Records from a dataset:
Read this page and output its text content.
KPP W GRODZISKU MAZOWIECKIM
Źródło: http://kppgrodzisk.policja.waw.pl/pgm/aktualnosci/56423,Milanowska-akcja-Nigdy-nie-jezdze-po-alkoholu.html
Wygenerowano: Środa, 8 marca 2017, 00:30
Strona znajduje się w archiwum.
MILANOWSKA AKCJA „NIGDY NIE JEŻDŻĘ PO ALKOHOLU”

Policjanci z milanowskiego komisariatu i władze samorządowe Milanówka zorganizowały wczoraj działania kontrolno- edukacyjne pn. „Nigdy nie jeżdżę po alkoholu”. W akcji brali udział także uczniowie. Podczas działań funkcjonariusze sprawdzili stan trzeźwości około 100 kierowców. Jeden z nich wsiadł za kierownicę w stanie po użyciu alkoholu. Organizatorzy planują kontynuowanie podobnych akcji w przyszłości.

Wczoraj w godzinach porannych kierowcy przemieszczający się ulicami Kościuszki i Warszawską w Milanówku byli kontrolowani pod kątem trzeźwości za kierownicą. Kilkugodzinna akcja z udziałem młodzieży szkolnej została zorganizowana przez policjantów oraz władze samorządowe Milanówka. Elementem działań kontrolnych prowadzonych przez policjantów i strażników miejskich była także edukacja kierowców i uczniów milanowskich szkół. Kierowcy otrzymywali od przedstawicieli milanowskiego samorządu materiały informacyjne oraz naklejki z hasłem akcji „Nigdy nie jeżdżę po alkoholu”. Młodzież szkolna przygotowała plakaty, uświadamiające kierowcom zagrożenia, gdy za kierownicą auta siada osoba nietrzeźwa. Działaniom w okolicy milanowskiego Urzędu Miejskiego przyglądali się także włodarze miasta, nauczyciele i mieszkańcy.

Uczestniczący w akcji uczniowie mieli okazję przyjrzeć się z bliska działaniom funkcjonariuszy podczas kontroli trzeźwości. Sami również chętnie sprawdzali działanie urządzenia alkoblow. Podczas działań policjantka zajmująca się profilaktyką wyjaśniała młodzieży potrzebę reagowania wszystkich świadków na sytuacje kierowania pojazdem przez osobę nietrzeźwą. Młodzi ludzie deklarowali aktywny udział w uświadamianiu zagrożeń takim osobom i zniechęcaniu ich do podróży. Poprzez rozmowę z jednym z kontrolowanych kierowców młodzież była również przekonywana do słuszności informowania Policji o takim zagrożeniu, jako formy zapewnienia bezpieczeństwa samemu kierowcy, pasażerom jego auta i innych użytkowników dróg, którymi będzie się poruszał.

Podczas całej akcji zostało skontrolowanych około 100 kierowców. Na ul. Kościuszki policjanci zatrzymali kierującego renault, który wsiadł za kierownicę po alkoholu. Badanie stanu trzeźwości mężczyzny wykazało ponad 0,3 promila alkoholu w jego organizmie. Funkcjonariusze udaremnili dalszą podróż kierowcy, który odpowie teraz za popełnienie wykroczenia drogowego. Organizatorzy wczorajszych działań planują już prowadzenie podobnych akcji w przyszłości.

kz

▶ Problem requirements: Copy each record from above exactly, and include every line.

▶ Answer:
Read this page and output its text content.
KPP W GRODZISKU MAZOWIECKIM
Źródło: http://kppgrodzisk.policja.waw.pl/pgm/aktualnosci/56423,Milanowska-akcja-Nigdy-nie-jezdze-po-alkoholu.html
Wygenerowano: Środa, 8 marca 2017, 00:30
Strona znajduje się w archiwum.
MILANOWSKA AKCJA „NIGDY NIE JEŻDŻĘ PO ALKOHOLU”

Policjanci z milanowskiego komisariatu i władze samorządowe Milanówka zorganizowały wczoraj działania kontrolno- edukacyjne pn. „Nigdy nie jeżdżę po alkoholu”. W akcji brali udział także uczniowie. Podczas działań funkcjonariusze sprawdzili stan trzeźwości około 100 kierowców. Jeden z nich wsiadł za kierownicę w stanie po użyciu alkoholu. Organizatorzy planują kontynuowanie podobnych akcji w przyszłości.

Wczoraj w godzinach porannych kierowcy przemieszczający się ulicami Kościuszki i Warszawską w Milanówku byli kontrolowani pod kątem trzeźwości za kierownicą. Kilkugodzinna akcja z udziałem młodzieży szkolnej została zorganizowana przez policjantów oraz władze samorządowe Milanówka. Elementem działań kontrolnych prowadzonych przez policjantów i strażników miejskich była także edukacja kierowców i uczniów milanowskich szkół. Kierowcy otrzymywali od przedstawicieli milanowskiego samorządu materiały informacyjne oraz naklejki z hasłem akcji „Nigdy nie jeżdżę po alkoholu”. Młodzież szkolna przygotowała plakaty, uświadamiające kierowcom zagrożenia, gdy za kierownicą auta siada osoba nietrzeźwa. Działaniom w okolicy milanowskiego Urzędu Miejskiego przyglądali się także włodarze miasta, nauczyciele i mieszkańcy.

Uczestniczący w akcji uczniowie mieli okazję przyjrzeć się z bliska działaniom funkcjonariuszy podczas kontroli trzeźwości. Sami również chętnie sprawdzali działanie urządzenia alkoblow. Podczas działań policjantka zajmująca się profilaktyką wyjaśniała młodzieży potrzebę reagowania wszystkich świadków na sytuacje kierowania pojazdem przez osobę nietrzeźwą. Młodzi ludzie deklarowali aktywny udział w uświadamianiu zagrożeń takim osobom i zniechęcaniu ich do podróży. Poprzez rozmowę z jednym z kontrolowanych kierowców młodzież była również przekonywana do słuszności informowania Policji o takim zagrożeniu, jako formy zapewnienia bezpieczeństwa samemu kierowcy, pasażerom jego auta i innych użytkowników dróg, którymi będzie się poruszał.

Podczas całej akcji zostało skontrolowanych około 100 kierowców. Na ul. Kościuszki policjanci zatrzymali kierującego renault, który wsiadł za kierownicę po alkoholu. Badanie stanu trzeźwości mężczyzny wykazało ponad 0,3 promila alkoholu w jego organizmie. Funkcjonariusze udaremnili dalszą podróż kierowcy, który odpowie teraz za popełnienie wykroczenia drogowego. Organizatorzy wczorajszych działań planują już prowadzenie podobnych akcji w przyszłości.

kz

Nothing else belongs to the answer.